From the entries below, please gather each line containing the string "xlabel".

[Dataset listings of figures]
_ _ _
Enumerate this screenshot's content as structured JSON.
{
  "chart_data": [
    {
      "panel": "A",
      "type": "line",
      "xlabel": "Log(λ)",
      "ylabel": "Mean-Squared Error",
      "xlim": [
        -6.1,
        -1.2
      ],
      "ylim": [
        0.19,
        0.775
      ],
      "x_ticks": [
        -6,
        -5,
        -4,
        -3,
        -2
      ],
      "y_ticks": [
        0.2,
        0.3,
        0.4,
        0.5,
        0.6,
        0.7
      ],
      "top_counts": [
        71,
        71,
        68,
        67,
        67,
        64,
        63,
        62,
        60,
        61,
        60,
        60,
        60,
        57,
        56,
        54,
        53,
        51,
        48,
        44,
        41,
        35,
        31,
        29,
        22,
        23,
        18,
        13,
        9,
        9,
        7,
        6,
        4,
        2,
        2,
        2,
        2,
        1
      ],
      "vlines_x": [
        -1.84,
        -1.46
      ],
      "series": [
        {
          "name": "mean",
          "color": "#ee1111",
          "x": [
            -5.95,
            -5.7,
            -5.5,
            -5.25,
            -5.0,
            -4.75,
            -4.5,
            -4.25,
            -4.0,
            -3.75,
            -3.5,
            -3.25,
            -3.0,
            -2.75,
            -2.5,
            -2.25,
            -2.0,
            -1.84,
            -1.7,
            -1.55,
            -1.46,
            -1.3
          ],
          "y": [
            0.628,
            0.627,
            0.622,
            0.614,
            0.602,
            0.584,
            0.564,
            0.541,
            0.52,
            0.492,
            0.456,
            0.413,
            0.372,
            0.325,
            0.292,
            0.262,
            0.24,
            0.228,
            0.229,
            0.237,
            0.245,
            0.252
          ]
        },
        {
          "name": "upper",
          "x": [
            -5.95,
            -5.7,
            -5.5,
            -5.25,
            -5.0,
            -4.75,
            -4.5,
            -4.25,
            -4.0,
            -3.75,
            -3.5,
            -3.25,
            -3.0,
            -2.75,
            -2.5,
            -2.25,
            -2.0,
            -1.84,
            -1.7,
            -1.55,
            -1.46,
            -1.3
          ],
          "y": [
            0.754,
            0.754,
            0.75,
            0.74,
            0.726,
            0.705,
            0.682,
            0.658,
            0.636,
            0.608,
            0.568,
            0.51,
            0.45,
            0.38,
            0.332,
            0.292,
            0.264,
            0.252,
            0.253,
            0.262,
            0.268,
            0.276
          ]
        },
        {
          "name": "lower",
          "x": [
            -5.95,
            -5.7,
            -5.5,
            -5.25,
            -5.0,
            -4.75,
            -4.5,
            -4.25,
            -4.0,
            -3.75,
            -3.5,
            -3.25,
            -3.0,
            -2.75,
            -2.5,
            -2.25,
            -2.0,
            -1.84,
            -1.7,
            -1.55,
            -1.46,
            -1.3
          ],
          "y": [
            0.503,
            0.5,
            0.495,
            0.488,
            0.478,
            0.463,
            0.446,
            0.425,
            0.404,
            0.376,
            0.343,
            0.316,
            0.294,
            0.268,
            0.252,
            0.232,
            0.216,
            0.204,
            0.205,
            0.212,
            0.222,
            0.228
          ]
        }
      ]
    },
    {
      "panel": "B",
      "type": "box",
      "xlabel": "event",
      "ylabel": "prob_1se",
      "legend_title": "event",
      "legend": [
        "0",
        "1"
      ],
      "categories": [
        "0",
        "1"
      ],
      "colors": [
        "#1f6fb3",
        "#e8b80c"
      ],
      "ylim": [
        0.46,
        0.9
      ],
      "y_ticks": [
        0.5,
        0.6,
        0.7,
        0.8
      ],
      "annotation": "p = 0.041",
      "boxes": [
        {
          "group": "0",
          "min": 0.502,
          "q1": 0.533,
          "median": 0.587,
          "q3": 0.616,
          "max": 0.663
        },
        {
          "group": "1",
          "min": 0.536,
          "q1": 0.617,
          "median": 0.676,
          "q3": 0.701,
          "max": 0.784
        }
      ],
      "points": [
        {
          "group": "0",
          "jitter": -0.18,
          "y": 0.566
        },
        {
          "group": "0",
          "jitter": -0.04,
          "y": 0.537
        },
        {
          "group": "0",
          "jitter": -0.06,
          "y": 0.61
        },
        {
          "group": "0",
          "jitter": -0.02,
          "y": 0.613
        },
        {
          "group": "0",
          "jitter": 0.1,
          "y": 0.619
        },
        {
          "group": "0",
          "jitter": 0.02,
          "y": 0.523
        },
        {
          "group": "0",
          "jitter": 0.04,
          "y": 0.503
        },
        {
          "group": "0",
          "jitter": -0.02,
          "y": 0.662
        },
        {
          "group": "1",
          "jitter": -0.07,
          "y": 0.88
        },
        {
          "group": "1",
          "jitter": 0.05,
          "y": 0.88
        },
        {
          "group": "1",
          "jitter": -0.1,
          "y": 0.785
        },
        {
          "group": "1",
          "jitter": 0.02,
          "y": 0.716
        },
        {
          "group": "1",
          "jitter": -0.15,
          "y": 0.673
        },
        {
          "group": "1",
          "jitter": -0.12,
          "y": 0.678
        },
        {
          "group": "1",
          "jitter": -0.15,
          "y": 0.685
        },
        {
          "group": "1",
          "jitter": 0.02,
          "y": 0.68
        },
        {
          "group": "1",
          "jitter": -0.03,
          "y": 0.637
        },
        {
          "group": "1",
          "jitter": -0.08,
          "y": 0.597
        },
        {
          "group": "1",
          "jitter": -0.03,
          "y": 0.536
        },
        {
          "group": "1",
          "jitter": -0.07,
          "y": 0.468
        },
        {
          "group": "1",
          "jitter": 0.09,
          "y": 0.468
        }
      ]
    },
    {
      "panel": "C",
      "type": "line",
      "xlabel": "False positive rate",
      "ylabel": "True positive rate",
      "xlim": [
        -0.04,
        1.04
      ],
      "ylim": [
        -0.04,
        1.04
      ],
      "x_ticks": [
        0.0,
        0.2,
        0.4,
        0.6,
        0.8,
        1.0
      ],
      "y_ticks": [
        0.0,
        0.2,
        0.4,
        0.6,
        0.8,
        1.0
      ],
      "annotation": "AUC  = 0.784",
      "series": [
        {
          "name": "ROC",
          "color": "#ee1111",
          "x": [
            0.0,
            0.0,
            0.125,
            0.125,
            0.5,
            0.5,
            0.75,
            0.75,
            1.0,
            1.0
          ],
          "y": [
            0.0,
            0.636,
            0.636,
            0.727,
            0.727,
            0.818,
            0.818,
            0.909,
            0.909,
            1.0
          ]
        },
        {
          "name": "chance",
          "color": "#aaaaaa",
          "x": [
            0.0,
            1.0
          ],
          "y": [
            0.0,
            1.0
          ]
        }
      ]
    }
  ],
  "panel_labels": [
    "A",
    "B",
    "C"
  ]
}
_ _ _
▶ _The response_
      "xlabel": "Log(λ)",
      "xlabel": "event",
      "xlabel": "False positive rate",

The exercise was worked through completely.